▶ **Objective**
Work out the number of lines containing "Dior". Give that number alone.
## BEGIN
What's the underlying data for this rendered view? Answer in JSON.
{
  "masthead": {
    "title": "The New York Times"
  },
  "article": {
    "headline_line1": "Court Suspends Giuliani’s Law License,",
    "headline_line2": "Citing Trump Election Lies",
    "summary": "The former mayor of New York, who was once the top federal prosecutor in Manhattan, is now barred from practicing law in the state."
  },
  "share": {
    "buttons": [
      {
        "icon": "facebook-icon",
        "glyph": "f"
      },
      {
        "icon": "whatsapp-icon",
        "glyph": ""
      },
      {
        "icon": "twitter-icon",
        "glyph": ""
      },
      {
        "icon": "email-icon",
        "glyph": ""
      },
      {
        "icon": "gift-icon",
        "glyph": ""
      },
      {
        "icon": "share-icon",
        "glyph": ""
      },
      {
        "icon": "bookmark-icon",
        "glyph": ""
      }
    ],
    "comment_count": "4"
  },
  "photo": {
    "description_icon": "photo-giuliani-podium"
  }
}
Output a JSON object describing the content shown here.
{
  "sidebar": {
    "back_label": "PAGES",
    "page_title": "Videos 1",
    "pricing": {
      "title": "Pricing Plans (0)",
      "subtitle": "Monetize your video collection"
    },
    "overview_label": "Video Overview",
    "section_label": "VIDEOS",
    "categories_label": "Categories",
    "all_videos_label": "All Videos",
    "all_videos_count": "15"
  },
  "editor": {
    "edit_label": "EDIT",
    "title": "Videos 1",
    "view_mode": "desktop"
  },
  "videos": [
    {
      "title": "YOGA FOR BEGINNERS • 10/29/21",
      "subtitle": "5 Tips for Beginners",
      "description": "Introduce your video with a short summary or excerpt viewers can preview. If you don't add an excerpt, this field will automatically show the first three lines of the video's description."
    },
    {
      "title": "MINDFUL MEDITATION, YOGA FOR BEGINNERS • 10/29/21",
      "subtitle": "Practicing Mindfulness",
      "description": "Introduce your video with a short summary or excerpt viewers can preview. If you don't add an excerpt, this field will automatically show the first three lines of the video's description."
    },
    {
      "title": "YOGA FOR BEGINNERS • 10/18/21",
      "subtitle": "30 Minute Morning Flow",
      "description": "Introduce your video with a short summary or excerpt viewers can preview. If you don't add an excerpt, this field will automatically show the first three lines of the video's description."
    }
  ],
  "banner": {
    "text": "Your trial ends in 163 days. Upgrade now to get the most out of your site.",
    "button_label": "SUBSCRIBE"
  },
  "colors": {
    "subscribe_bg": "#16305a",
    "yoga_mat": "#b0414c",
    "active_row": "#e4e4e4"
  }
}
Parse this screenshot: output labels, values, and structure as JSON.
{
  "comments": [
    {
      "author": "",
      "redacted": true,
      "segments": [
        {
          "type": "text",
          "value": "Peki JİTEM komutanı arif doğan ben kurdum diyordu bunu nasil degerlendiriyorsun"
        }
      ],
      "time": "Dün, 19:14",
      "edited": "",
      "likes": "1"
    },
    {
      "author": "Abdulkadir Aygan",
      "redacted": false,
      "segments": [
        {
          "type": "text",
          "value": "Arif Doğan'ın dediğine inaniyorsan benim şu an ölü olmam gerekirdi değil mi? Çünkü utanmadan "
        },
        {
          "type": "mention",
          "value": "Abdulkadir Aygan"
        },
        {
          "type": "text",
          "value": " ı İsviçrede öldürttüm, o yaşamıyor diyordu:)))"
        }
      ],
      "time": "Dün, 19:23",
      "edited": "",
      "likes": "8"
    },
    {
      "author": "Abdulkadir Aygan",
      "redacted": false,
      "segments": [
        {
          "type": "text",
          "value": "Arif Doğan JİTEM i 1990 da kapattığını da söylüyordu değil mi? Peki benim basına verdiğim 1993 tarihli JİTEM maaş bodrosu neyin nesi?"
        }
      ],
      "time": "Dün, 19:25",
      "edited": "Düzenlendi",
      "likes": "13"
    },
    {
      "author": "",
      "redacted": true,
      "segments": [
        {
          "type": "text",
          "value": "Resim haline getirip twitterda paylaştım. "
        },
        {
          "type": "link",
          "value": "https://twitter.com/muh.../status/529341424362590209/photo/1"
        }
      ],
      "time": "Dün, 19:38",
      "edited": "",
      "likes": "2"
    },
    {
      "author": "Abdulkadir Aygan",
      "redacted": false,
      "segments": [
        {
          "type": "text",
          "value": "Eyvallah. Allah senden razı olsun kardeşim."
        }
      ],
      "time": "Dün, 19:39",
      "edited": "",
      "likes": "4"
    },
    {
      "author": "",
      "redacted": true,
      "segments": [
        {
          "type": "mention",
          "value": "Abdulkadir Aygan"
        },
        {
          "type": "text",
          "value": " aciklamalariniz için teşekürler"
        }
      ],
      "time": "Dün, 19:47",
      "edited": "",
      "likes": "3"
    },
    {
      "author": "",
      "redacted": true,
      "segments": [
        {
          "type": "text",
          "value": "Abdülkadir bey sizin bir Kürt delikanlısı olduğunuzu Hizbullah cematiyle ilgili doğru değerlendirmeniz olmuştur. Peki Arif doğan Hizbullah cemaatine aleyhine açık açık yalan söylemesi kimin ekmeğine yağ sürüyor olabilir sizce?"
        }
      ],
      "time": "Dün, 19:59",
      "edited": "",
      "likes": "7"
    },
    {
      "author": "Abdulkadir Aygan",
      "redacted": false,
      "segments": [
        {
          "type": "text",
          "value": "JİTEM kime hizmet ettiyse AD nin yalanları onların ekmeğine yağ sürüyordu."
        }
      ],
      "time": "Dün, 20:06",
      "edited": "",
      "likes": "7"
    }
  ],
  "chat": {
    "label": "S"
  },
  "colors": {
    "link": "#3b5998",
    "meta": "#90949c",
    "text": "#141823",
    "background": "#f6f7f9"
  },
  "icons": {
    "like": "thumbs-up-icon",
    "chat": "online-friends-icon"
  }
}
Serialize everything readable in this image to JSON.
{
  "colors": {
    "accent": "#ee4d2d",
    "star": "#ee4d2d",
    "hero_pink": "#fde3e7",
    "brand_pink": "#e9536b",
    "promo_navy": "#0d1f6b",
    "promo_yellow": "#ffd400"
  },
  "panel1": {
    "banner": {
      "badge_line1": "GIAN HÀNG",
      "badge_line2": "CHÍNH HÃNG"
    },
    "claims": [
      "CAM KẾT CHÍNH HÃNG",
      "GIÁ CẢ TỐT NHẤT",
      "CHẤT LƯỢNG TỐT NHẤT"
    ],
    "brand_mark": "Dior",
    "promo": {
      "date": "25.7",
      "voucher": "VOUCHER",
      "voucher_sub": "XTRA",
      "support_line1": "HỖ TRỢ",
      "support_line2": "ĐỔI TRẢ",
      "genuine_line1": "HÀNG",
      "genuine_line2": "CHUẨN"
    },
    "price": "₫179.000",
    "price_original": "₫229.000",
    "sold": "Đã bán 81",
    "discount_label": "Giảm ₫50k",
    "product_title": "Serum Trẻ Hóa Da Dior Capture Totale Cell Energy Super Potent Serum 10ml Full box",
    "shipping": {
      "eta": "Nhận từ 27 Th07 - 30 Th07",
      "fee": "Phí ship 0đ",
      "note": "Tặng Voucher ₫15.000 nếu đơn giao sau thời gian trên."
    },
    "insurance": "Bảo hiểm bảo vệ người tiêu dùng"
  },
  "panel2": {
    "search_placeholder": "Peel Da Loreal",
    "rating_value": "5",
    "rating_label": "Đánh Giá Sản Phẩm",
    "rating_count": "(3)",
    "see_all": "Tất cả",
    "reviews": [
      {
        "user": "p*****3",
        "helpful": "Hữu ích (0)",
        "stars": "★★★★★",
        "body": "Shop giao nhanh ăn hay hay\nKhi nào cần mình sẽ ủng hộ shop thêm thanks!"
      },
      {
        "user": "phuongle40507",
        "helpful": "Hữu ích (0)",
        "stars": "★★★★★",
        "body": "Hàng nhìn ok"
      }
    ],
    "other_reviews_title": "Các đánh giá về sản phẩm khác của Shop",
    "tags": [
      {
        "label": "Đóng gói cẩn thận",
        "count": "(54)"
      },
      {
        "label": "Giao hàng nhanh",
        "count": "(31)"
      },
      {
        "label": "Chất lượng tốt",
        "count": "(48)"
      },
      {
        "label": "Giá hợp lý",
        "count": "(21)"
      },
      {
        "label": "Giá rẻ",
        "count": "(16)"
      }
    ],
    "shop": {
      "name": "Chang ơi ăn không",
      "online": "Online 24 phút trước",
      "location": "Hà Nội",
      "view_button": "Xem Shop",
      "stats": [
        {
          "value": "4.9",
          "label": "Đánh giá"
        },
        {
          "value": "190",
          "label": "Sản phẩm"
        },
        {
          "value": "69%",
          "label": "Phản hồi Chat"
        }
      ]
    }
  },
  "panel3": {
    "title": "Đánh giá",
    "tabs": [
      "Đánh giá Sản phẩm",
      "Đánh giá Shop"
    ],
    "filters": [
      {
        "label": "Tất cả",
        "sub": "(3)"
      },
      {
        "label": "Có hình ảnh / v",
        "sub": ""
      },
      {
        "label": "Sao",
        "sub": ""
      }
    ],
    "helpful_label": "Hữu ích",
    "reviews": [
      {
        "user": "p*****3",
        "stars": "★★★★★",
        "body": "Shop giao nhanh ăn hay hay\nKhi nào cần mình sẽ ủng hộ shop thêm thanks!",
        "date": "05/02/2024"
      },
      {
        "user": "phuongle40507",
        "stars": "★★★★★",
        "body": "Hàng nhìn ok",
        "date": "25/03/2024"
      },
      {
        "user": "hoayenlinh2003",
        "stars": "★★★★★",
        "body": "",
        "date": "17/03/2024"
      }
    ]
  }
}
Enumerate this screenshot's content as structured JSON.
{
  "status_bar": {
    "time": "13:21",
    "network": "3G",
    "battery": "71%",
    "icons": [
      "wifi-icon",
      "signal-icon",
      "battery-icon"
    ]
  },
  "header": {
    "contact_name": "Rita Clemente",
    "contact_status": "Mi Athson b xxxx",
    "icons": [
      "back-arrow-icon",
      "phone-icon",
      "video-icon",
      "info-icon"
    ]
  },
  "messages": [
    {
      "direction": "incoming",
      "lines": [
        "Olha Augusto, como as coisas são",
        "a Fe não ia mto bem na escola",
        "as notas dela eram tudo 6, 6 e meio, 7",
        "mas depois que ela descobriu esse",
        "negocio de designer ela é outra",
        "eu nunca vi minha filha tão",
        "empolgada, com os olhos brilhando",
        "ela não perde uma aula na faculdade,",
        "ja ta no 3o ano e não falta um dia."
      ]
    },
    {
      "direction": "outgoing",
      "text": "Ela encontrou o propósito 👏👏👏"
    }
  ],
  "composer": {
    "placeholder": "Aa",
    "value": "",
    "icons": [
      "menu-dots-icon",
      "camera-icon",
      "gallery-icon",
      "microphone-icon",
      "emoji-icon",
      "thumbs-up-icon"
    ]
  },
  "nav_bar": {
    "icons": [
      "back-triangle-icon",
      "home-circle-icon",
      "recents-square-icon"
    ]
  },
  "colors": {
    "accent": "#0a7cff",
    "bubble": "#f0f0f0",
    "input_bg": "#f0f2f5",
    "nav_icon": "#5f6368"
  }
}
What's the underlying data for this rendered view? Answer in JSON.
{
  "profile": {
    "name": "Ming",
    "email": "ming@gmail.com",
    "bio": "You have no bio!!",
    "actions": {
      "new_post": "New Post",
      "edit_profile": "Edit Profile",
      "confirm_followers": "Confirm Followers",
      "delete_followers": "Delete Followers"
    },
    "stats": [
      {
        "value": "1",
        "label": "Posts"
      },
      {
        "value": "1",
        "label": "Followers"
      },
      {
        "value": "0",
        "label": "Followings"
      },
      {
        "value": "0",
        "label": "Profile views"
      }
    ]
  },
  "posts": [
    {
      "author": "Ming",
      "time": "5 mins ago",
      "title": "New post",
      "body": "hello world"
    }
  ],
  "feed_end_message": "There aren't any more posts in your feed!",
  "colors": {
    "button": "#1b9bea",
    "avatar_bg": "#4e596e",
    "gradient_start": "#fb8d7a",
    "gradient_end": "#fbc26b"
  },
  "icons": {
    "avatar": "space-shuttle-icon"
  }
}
## END
▶ **Correct answer**
2